> Exercise directions
Pictures stay out of your copy, but everything else in the records below must be repeated exactly.

------ Data lines ------

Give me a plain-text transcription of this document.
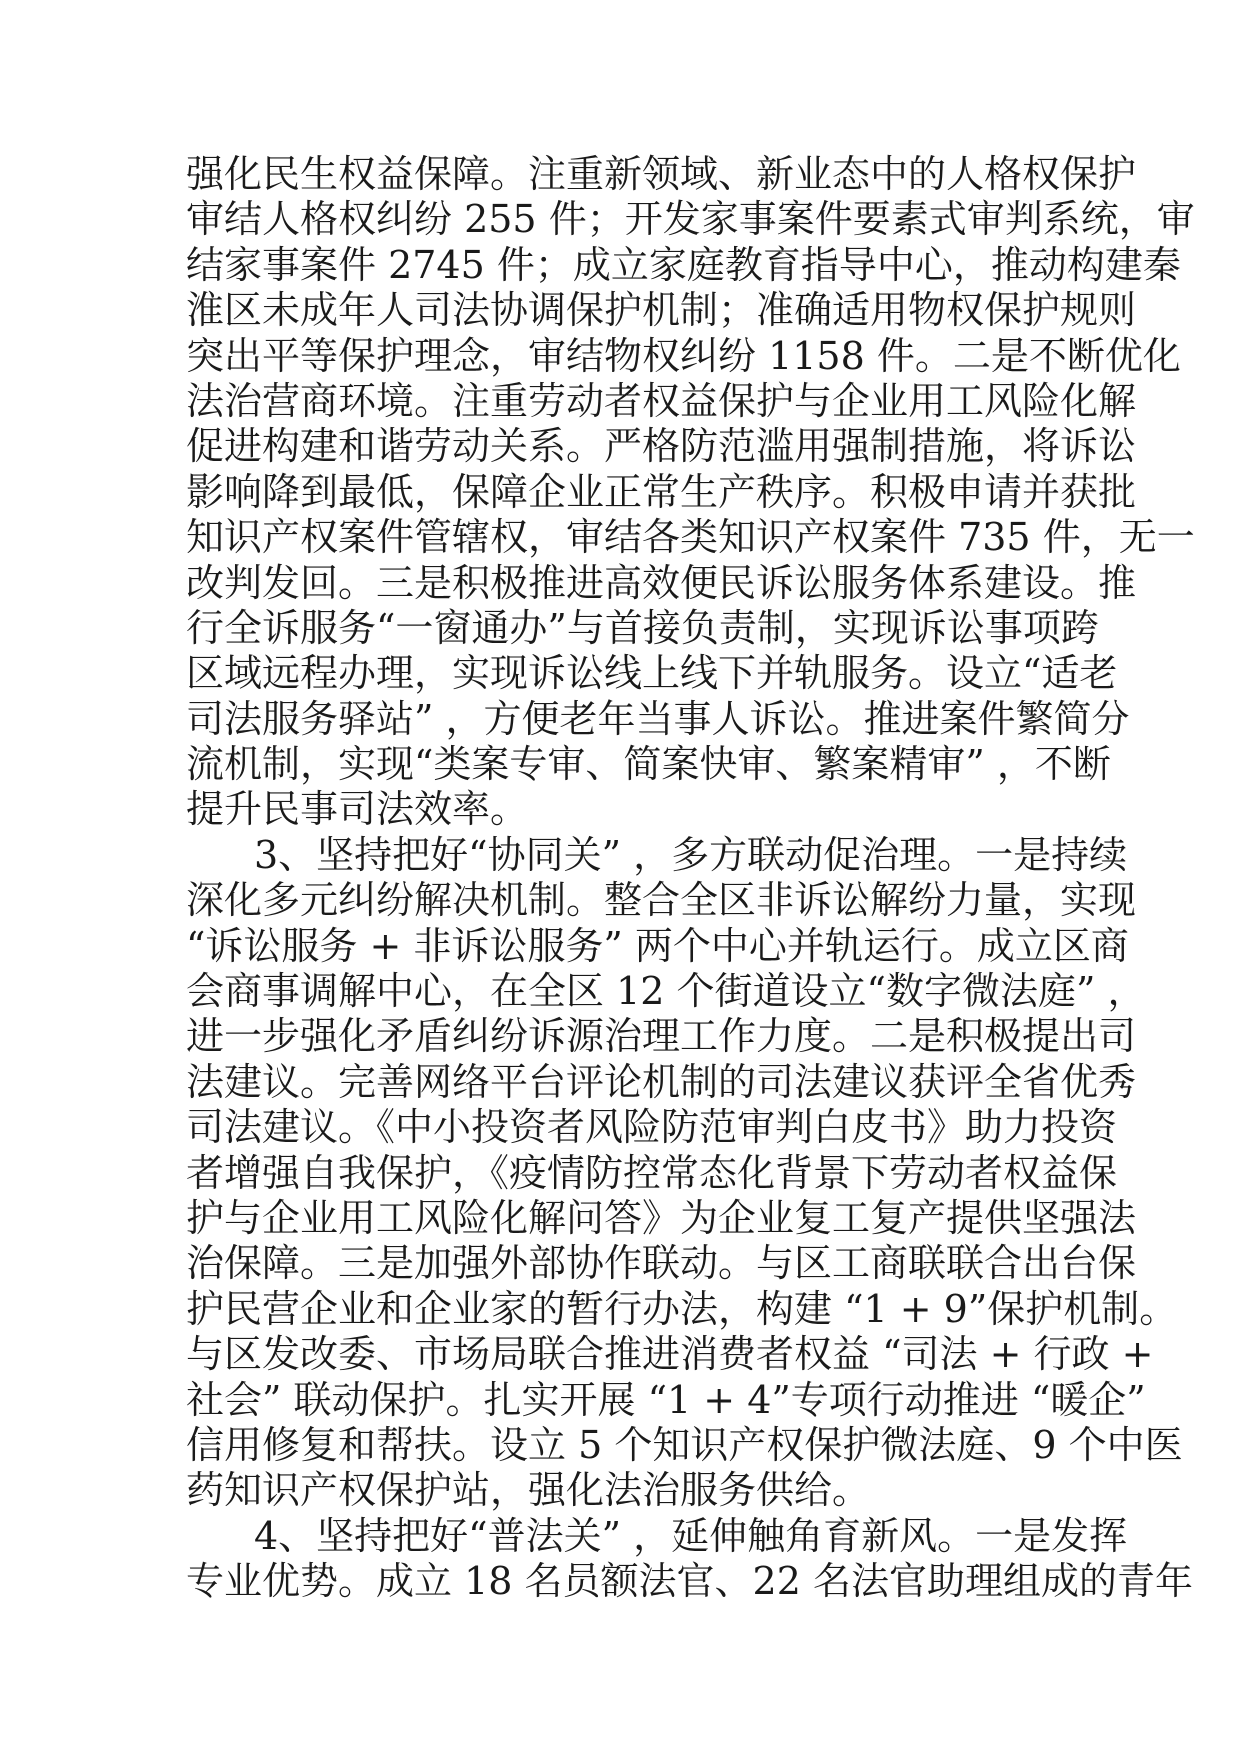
强化民生权益保障。注重新领域、新业态中的人格权保护
审结人格权纠纷 255 件；开发家事案件要素式审判系统，审
结家事案件 2745 件；成立家庭教育指导中心，推动构建秦
淮区未成年人司法协调保护机制；准确适用物权保护规则
突出平等保护理念，审结物权纠纷 1158 件。二是不断优化
法治营商环境。注重劳动者权益保护与企业用工风险化解
促进构建和谐劳动关系。严格防范滥用强制措施，将诉讼
影响降到最低，保障企业正常生产秩序。积极申请并获批
知识产权案件管辖权，审结各类知识产权案件 735 件，无一
改判发回。三是积极推进高效便民诉讼服务体系建设。推
行全诉服务“一窗通办”与首接负责制，实现诉讼事项跨
区域远程办理，实现诉讼线上线下并轨服务。设立“适老
司法服务驿站” ，方便老年当事人诉讼。推进案件繁简分
流机制，实现“类案专审、简案快审、繁案精审” ，不断
提升民事司法效率。
3、坚持把好“协同关” ，多方联动促治理。一是持续
深化多元纠纷解决机制。整合全区非诉讼解纷力量，实现
“诉讼服务 + 非诉讼服务” 两个中心并轨运行。成立区商
会商事调解中心，在全区 12 个街道设立“数字微法庭” ，
进一步强化矛盾纠纷诉源治理工作力度。二是积极提出司
法建议。完善网络平台评论机制的司法建议获评全省优秀
司法建议。《中小投资者风险防范审判白皮书》助力投资
者增强自我保护，《疫情防控常态化背景下劳动者权益保
护与企业用工风险化解问答》为企业复工复产提供坚强法
治保障。三是加强外部协作联动。与区工商联联合出台保
护民营企业和企业家的暂行办法，构建 “1 + 9”保护机制。
与区发改委、市场局联合推进消费者权益 “司法 + 行政 +
社会” 联动保护。扎实开展 “1 + 4”专项行动推进 “暖企”
信用修复和帮扶。设立 5 个知识产权保护微法庭、9 个中医
药知识产权保护站，强化法治服务供给。
4、坚持把好“普法关” ，延伸触角育新风。一是发挥
专业优势。成立 18 名员额法官、22 名法官助理组成的青年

------

> Full response
Give me a plain-text transcription of this document.
强化民生权益保障。注重新领域、新业态中的人格权保护
审结人格权纠纷 255 件；开发家事案件要素式审判系统，审
结家事案件 2745 件；成立家庭教育指导中心，推动构建秦
淮区未成年人司法协调保护机制；准确适用物权保护规则
突出平等保护理念，审结物权纠纷 1158 件。二是不断优化
法治营商环境。注重劳动者权益保护与企业用工风险化解
促进构建和谐劳动关系。严格防范滥用强制措施，将诉讼
影响降到最低，保障企业正常生产秩序。积极申请并获批
知识产权案件管辖权，审结各类知识产权案件 735 件，无一
改判发回。三是积极推进高效便民诉讼服务体系建设。推
行全诉服务“一窗通办”与首接负责制，实现诉讼事项跨
区域远程办理，实现诉讼线上线下并轨服务。设立“适老
司法服务驿站” ，方便老年当事人诉讼。推进案件繁简分
流机制，实现“类案专审、简案快审、繁案精审” ，不断
提升民事司法效率。
3、坚持把好“协同关” ，多方联动促治理。一是持续
深化多元纠纷解决机制。整合全区非诉讼解纷力量，实现
“诉讼服务 + 非诉讼服务” 两个中心并轨运行。成立区商
会商事调解中心，在全区 12 个街道设立“数字微法庭” ，
进一步强化矛盾纠纷诉源治理工作力度。二是积极提出司
法建议。完善网络平台评论机制的司法建议获评全省优秀
司法建议。《中小投资者风险防范审判白皮书》助力投资
者增强自我保护，《疫情防控常态化背景下劳动者权益保
护与企业用工风险化解问答》为企业复工复产提供坚强法
治保障。三是加强外部协作联动。与区工商联联合出台保
护民营企业和企业家的暂行办法，构建 “1 + 9”保护机制。
与区发改委、市场局联合推进消费者权益 “司法 + 行政 +
社会” 联动保护。扎实开展 “1 + 4”专项行动推进 “暖企”
信用修复和帮扶。设立 5 个知识产权保护微法庭、9 个中医
药知识产权保护站，强化法治服务供给。
4、坚持把好“普法关” ，延伸触角育新风。一是发挥
专业优势。成立 18 名员额法官、22 名法官助理组成的青年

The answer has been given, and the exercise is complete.